-- start --

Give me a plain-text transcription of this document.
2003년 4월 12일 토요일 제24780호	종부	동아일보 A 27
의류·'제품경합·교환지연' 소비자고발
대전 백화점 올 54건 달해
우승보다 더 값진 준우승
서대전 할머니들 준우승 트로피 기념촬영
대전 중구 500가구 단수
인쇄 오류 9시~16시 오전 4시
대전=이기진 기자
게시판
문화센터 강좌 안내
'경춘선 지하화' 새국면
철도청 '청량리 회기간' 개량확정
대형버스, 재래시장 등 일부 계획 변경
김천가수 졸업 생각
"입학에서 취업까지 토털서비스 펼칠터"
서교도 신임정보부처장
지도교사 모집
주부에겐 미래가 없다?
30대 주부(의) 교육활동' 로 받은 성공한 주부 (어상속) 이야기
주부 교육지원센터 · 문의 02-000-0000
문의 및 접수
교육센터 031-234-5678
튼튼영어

-- end --

Short task:
Return the lines above exactly, keeping every word.

Reply:
Give me a plain-text transcription of this document.
2003년 4월 12일 토요일 제24780호	종부	동아일보 A 27
의류·'제품경합·교환지연' 소비자고발
대전 백화점 올 54건 달해
우승보다 더 값진 준우승
서대전 할머니들 준우승 트로피 기념촬영
대전 중구 500가구 단수
인쇄 오류 9시~16시 오전 4시
대전=이기진 기자
게시판
문화센터 강좌 안내
'경춘선 지하화' 새국면
철도청 '청량리 회기간' 개량확정
대형버스, 재래시장 등 일부 계획 변경
김천가수 졸업 생각
"입학에서 취업까지 토털서비스 펼칠터"
서교도 신임정보부처장
지도교사 모집
주부에겐 미래가 없다?
30대 주부(의) 교육활동' 로 받은 성공한 주부 (어상속) 이야기
주부 교육지원센터 · 문의 02-000-0000
문의 및 접수
교육센터 031-234-5678
튼튼영어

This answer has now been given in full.